**Stated task:** Find out how many lines of the material contain the string "Favorites" and give only that figure.

[Data records]
(begin)
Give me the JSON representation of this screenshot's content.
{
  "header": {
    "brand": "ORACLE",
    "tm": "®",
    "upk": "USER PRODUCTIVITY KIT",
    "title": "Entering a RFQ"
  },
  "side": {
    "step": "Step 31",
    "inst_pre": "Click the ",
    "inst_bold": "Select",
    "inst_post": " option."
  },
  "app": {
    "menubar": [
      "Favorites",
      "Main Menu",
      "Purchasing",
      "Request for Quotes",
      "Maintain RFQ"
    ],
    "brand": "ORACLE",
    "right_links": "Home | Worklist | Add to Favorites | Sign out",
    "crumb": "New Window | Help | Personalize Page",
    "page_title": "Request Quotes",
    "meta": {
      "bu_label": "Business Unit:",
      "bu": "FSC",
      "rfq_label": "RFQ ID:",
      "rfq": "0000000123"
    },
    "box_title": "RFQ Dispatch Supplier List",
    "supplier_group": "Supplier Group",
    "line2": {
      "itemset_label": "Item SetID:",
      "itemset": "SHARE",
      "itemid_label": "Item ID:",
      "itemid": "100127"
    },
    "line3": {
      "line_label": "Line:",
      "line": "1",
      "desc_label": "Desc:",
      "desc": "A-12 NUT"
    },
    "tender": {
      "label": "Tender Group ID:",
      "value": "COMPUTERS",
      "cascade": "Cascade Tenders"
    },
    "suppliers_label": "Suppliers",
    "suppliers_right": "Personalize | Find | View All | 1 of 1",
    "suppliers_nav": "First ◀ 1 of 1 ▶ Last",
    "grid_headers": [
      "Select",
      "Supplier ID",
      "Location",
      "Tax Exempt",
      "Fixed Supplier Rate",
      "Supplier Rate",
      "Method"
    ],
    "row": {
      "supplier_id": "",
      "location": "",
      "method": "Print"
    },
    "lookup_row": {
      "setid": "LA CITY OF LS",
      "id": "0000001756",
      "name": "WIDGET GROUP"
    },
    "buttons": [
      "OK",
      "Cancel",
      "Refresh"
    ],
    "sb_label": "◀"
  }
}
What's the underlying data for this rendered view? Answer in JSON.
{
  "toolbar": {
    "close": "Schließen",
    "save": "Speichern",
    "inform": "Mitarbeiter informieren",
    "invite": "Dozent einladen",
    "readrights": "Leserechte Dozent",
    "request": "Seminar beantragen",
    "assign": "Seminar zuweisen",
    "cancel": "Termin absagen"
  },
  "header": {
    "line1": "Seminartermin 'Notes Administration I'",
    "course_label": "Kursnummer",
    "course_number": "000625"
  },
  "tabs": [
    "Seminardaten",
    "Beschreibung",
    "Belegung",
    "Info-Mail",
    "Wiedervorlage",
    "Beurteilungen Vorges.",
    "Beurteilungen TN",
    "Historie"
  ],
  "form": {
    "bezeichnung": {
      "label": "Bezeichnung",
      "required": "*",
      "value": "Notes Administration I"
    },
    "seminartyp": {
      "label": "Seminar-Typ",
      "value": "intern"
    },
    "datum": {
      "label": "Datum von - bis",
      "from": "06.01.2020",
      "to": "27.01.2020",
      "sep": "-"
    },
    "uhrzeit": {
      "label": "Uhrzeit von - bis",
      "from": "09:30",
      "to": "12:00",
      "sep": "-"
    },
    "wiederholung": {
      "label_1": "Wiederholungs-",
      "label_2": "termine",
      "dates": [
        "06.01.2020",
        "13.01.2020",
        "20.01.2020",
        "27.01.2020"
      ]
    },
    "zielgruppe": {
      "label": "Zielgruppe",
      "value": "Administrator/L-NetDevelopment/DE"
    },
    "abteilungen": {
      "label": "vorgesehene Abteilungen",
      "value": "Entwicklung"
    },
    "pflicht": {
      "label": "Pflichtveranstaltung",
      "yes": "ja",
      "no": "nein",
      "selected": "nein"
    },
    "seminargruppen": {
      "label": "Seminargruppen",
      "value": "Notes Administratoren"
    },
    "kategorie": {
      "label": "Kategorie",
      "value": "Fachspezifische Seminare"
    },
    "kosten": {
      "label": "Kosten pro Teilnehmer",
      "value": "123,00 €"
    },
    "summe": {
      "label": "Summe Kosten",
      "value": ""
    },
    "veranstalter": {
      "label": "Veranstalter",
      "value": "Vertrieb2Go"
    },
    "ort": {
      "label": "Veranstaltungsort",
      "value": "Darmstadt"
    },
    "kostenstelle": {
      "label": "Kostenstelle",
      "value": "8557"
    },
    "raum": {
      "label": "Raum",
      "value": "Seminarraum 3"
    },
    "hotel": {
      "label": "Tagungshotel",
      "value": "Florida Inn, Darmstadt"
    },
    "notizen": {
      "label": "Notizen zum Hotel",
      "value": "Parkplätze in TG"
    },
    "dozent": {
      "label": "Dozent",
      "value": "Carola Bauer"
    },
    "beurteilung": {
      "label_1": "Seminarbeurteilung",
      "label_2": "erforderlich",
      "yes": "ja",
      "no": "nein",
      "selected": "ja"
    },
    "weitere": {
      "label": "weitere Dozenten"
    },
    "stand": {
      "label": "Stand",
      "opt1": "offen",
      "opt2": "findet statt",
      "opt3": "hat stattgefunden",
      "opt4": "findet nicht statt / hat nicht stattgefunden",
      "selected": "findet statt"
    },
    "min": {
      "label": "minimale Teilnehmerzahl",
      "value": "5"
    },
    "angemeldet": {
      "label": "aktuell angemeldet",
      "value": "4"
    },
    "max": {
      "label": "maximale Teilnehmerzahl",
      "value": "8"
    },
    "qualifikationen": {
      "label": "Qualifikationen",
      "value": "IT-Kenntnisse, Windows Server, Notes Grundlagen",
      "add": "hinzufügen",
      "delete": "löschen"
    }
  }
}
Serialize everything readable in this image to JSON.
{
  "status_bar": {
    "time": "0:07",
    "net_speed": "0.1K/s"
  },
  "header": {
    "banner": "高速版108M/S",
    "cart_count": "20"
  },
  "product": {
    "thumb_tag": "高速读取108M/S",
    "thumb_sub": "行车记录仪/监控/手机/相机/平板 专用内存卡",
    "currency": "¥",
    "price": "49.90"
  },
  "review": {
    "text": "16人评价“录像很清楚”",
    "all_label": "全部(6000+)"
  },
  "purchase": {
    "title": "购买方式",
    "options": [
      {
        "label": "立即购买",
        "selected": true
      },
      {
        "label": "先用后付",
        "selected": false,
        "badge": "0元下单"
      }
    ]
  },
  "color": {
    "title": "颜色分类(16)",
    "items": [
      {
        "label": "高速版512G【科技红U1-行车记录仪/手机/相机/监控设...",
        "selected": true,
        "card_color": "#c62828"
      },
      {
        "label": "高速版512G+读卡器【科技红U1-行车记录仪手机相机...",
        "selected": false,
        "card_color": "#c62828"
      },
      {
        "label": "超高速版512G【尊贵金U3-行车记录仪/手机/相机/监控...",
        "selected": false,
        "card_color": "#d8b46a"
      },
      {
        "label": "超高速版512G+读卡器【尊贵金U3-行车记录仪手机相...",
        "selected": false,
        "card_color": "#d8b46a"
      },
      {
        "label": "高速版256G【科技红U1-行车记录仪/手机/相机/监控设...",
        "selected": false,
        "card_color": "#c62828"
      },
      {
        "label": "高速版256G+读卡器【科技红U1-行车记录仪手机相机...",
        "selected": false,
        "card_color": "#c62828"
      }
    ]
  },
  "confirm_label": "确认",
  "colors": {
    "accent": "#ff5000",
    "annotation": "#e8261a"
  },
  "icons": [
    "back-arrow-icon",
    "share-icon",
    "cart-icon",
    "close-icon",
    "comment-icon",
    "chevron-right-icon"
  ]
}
(end)
**Output of the exercise:** 2